▶ STATED GOAL:
Quote all entries in full, exactly.
## START GIVEN INFORMATION
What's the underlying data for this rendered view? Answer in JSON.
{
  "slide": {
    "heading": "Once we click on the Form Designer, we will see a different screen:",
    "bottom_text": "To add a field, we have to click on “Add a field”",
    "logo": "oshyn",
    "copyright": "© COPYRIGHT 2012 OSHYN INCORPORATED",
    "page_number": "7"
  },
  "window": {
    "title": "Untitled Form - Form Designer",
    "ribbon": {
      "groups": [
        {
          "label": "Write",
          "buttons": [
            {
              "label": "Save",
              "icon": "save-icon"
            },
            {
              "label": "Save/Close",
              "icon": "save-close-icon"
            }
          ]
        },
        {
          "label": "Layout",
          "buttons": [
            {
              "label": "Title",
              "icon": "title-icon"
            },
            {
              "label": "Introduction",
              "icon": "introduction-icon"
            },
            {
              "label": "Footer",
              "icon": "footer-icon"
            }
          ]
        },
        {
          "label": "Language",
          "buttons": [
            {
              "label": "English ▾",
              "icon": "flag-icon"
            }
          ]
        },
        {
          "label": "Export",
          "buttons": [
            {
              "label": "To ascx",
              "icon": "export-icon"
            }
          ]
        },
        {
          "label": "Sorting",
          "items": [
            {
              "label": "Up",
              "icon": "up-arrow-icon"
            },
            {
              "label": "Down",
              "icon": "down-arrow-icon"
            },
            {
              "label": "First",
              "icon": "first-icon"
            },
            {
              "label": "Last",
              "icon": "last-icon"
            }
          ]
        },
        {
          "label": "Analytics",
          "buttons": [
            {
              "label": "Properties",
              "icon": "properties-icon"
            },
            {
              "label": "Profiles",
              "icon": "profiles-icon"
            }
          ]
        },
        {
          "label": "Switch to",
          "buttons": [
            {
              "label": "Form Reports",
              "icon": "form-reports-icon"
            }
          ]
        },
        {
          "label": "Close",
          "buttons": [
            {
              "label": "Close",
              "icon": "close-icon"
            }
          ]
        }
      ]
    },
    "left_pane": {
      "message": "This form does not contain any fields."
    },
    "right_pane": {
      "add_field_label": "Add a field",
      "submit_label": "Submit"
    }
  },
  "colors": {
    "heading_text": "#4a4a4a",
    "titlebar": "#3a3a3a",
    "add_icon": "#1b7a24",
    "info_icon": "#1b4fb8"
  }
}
## END GIVEN INFORMATION
▶ EXERCISE ANSWER:
What's the underlying data for this rendered view? Answer in JSON.
{
  "slide": {
    "heading": "Once we click on the Form Designer, we will see a different screen:",
    "bottom_text": "To add a field, we have to click on “Add a field”",
    "logo": "oshyn",
    "copyright": "© COPYRIGHT 2012 OSHYN INCORPORATED",
    "page_number": "7"
  },
  "window": {
    "title": "Untitled Form - Form Designer",
    "ribbon": {
      "groups": [
        {
          "label": "Write",
          "buttons": [
            {
              "label": "Save",
              "icon": "save-icon"
            },
            {
              "label": "Save/Close",
              "icon": "save-close-icon"
            }
          ]
        },
        {
          "label": "Layout",
          "buttons": [
            {
              "label": "Title",
              "icon": "title-icon"
            },
            {
              "label": "Introduction",
              "icon": "introduction-icon"
            },
            {
              "label": "Footer",
              "icon": "footer-icon"
            }
          ]
        },
        {
          "label": "Language",
          "buttons": [
            {
              "label": "English ▾",
              "icon": "flag-icon"
            }
          ]
        },
        {
          "label": "Export",
          "buttons": [
            {
              "label": "To ascx",
              "icon": "export-icon"
            }
          ]
        },
        {
          "label": "Sorting",
          "items": [
            {
              "label": "Up",
              "icon": "up-arrow-icon"
            },
            {
              "label": "Down",
              "icon": "down-arrow-icon"
            },
            {
              "label": "First",
              "icon": "first-icon"
            },
            {
              "label": "Last",
              "icon": "last-icon"
            }
          ]
        },
        {
          "label": "Analytics",
          "buttons": [
            {
              "label": "Properties",
              "icon": "properties-icon"
            },
            {
              "label": "Profiles",
              "icon": "profiles-icon"
            }
          ]
        },
        {
          "label": "Switch to",
          "buttons": [
            {
              "label": "Form Reports",
              "icon": "form-reports-icon"
            }
          ]
        },
        {
          "label": "Close",
          "buttons": [
            {
              "label": "Close",
              "icon": "close-icon"
            }
          ]
        }
      ]
    },
    "left_pane": {
      "message": "This form does not contain any fields."
    },
    "right_pane": {
      "add_field_label": "Add a field",
      "submit_label": "Submit"
    }
  },
  "colors": {
    "heading_text": "#4a4a4a",
    "titlebar": "#3a3a3a",
    "add_icon": "#1b7a24",
    "info_icon": "#1b4fb8"
  }
}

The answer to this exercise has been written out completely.